# To be done:
Reproduce each line exactly, including spacing and punctuation.

———

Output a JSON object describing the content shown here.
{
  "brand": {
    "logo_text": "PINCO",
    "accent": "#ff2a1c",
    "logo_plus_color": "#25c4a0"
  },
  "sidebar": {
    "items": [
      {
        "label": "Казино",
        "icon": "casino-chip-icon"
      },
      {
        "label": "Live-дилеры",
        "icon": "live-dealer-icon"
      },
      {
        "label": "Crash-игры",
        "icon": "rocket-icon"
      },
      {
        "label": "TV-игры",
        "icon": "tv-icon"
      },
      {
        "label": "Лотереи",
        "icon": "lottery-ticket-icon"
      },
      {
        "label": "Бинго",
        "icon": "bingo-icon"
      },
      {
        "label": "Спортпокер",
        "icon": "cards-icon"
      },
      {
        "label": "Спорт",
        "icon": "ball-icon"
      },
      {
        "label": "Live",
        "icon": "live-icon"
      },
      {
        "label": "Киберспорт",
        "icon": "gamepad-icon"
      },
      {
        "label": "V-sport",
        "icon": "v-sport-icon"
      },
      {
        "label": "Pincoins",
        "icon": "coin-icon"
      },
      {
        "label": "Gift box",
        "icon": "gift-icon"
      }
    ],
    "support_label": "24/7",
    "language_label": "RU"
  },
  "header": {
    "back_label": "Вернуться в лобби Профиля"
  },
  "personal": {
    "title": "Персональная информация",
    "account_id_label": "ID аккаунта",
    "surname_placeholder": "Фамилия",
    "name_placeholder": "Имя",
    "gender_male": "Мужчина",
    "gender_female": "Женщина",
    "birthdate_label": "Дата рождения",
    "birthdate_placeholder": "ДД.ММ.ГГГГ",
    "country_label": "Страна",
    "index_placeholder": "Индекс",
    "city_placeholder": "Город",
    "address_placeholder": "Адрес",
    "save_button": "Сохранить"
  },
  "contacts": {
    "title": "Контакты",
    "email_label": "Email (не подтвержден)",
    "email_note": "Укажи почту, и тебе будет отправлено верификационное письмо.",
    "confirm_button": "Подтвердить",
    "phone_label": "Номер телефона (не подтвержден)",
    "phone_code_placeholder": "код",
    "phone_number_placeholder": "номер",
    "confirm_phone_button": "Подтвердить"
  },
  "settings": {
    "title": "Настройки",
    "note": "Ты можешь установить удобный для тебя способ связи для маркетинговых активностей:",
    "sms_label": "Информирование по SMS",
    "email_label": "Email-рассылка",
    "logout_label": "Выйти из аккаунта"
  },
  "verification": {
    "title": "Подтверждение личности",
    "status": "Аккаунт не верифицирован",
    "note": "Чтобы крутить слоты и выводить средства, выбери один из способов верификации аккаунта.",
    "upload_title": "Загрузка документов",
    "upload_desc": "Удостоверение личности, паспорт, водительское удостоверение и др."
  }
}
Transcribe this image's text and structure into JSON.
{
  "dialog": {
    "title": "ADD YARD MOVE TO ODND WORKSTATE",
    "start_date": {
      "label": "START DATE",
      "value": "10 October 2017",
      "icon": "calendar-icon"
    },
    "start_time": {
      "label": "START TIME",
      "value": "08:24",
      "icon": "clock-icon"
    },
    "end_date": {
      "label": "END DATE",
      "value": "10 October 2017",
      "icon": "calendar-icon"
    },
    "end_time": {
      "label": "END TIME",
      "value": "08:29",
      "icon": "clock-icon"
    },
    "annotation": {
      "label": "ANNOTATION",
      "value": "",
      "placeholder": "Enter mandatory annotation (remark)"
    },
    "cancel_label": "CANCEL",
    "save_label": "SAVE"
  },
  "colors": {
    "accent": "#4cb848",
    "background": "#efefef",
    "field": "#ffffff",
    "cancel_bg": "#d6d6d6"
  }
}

———

# Written solution:
Output a JSON object describing the content shown here.
{
  "brand": {
    "logo_text": "PINCO",
    "accent": "#ff2a1c",
    "logo_plus_color": "#25c4a0"
  },
  "sidebar": {
    "items": [
      {
        "label": "Казино",
        "icon": "casino-chip-icon"
      },
      {
        "label": "Live-дилеры",
        "icon": "live-dealer-icon"
      },
      {
        "label": "Crash-игры",
        "icon": "rocket-icon"
      },
      {
        "label": "TV-игры",
        "icon": "tv-icon"
      },
      {
        "label": "Лотереи",
        "icon": "lottery-ticket-icon"
      },
      {
        "label": "Бинго",
        "icon": "bingo-icon"
      },
      {
        "label": "Спортпокер",
        "icon": "cards-icon"
      },
      {
        "label": "Спорт",
        "icon": "ball-icon"
      },
      {
        "label": "Live",
        "icon": "live-icon"
      },
      {
        "label": "Киберспорт",
        "icon": "gamepad-icon"
      },
      {
        "label": "V-sport",
        "icon": "v-sport-icon"
      },
      {
        "label": "Pincoins",
        "icon": "coin-icon"
      },
      {
        "label": "Gift box",
        "icon": "gift-icon"
      }
    ],
    "support_label": "24/7",
    "language_label": "RU"
  },
  "header": {
    "back_label": "Вернуться в лобби Профиля"
  },
  "personal": {
    "title": "Персональная информация",
    "account_id_label": "ID аккаунта",
    "surname_placeholder": "Фамилия",
    "name_placeholder": "Имя",
    "gender_male": "Мужчина",
    "gender_female": "Женщина",
    "birthdate_label": "Дата рождения",
    "birthdate_placeholder": "ДД.ММ.ГГГГ",
    "country_label": "Страна",
    "index_placeholder": "Индекс",
    "city_placeholder": "Город",
    "address_placeholder": "Адрес",
    "save_button": "Сохранить"
  },
  "contacts": {
    "title": "Контакты",
    "email_label": "Email (не подтвержден)",
    "email_note": "Укажи почту, и тебе будет отправлено верификационное письмо.",
    "confirm_button": "Подтвердить",
    "phone_label": "Номер телефона (не подтвержден)",
    "phone_code_placeholder": "код",
    "phone_number_placeholder": "номер",
    "confirm_phone_button": "Подтвердить"
  },
  "settings": {
    "title": "Настройки",
    "note": "Ты можешь установить удобный для тебя способ связи для маркетинговых активностей:",
    "sms_label": "Информирование по SMS",
    "email_label": "Email-рассылка",
    "logout_label": "Выйти из аккаунта"
  },
  "verification": {
    "title": "Подтверждение личности",
    "status": "Аккаунт не верифицирован",
    "note": "Чтобы крутить слоты и выводить средства, выбери один из способов верификации аккаунта.",
    "upload_title": "Загрузка документов",
    "upload_desc": "Удостоверение личности, паспорт, водительское удостоверение и др."
  }
}
Transcribe this image's text and structure into JSON.
{
  "dialog": {
    "title": "ADD YARD MOVE TO ODND WORKSTATE",
    "start_date": {
      "label": "START DATE",
      "value": "10 October 2017",
      "icon": "calendar-icon"
    },
    "start_time": {
      "label": "START TIME",
      "value": "08:24",
      "icon": "clock-icon"
    },
    "end_date": {
      "label": "END DATE",
      "value": "10 October 2017",
      "icon": "calendar-icon"
    },
    "end_time": {
      "label": "END TIME",
      "value": "08:29",
      "icon": "clock-icon"
    },
    "annotation": {
      "label": "ANNOTATION",
      "value": "",
      "placeholder": "Enter mandatory annotation (remark)"
    },
    "cancel_label": "CANCEL",
    "save_label": "SAVE"
  },
  "colors": {
    "accent": "#4cb848",
    "background": "#efefef",
    "field": "#ffffff",
    "cancel_bg": "#d6d6d6"
  }
}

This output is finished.